◆ Short exercise: Convert the entries, from the first line up to and including the line containing "area-series-4 [111,64,899,120]", into a Markdown table with the columns Row and Content. Number each line in Row, and leave out blank lines.
********
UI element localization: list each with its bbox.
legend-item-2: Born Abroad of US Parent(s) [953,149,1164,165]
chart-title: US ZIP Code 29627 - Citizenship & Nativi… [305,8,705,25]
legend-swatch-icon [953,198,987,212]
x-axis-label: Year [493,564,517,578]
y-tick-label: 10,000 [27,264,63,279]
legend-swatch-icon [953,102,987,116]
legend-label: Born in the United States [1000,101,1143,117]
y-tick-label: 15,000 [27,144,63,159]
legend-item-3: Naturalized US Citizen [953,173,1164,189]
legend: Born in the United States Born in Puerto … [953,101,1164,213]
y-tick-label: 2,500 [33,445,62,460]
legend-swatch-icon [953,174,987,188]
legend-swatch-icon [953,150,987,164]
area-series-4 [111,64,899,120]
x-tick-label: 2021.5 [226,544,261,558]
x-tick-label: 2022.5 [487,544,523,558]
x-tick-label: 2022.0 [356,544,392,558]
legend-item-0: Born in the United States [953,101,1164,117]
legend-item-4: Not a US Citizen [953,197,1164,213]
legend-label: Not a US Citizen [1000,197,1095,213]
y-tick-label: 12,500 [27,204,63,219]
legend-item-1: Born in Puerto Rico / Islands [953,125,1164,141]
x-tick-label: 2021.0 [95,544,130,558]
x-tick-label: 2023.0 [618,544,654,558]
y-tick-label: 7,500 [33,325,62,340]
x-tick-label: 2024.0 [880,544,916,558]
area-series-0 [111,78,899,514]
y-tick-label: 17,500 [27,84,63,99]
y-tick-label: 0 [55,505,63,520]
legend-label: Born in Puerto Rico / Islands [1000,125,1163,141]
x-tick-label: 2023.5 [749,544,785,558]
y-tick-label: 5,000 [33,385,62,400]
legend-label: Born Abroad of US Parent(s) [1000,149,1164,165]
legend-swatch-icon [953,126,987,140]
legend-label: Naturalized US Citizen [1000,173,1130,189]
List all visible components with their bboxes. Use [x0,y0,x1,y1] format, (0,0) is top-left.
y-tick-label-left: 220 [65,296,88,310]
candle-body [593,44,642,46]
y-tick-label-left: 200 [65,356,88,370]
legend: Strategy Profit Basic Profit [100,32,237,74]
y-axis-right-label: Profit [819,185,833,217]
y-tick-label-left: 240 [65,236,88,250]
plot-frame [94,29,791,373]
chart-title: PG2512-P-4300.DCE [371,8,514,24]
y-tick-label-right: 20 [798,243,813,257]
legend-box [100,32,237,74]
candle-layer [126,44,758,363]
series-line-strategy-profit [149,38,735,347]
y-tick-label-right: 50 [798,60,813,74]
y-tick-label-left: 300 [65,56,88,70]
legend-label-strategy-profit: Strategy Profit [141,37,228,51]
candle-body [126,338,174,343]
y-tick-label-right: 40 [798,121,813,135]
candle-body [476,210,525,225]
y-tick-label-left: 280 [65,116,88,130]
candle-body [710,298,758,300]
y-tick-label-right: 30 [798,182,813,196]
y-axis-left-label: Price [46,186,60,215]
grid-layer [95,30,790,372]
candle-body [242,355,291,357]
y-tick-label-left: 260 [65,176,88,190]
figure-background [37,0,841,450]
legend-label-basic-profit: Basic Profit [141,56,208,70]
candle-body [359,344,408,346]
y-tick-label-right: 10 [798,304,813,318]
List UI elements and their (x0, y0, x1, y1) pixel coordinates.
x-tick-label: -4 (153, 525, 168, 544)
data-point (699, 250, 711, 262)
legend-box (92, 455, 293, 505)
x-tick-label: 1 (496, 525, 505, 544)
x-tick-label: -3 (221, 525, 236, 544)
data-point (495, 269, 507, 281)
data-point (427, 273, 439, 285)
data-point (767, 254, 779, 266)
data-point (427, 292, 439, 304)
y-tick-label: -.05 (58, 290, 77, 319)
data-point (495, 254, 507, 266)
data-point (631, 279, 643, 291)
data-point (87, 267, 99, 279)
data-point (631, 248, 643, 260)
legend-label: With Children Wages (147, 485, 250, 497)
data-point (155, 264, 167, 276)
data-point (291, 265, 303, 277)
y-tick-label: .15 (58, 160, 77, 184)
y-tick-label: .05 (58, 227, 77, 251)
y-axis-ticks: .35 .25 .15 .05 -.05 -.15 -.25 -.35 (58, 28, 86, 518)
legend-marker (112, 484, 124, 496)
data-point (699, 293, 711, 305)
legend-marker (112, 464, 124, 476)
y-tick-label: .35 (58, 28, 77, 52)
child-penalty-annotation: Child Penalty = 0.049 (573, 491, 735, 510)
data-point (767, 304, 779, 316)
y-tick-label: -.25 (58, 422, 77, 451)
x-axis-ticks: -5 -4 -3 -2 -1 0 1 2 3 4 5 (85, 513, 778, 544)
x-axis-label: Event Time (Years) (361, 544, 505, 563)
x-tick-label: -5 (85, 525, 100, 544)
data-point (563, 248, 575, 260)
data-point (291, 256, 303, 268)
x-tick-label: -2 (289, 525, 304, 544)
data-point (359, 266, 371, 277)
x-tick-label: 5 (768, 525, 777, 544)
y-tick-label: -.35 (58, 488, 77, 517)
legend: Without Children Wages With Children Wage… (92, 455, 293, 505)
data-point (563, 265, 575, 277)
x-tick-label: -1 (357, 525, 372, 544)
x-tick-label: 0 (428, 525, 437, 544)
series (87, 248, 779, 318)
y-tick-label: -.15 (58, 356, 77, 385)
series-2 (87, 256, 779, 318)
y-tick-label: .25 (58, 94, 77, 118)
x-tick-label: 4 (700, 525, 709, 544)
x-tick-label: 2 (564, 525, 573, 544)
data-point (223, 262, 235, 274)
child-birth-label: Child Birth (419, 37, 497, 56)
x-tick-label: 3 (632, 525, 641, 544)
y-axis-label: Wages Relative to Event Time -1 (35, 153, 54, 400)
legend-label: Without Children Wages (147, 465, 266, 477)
********
◆ Final result:
| Row | Content |
|---|---|
| 1 | UI element localization: list each with its bbox. |
| 2 | legend-item-2: Born Abroad of US Parent(s) [953,149,1164,165] |
| 3 | chart-title: US ZIP Code 29627 - Citizenship & Nativi… [305,8,705,25] |
| 4 | legend-swatch-icon [953,198,987,212] |
| 5 | x-axis-label: Year [493,564,517,578] |
| 6 | y-tick-label: 10,000 [27,264,63,279] |
| 7 | legend-swatch-icon [953,102,987,116] |
| 8 | legend-label: Born in the United States [1000,101,1143,117] |
| 9 | y-tick-label: 15,000 [27,144,63,159] |
| 10 | legend-item-3: Naturalized US Citizen [953,173,1164,189] |
| 11 | legend: Born in the United States Born in Puerto … [953,101,1164,213] |
| 12 | y-tick-label: 2,500 [33,445,62,460] |
| 13 | legend-swatch-icon [953,174,987,188] |
| 14 | legend-swatch-icon [953,150,987,164] |
| 15 | area-series-4 [111,64,899,120] |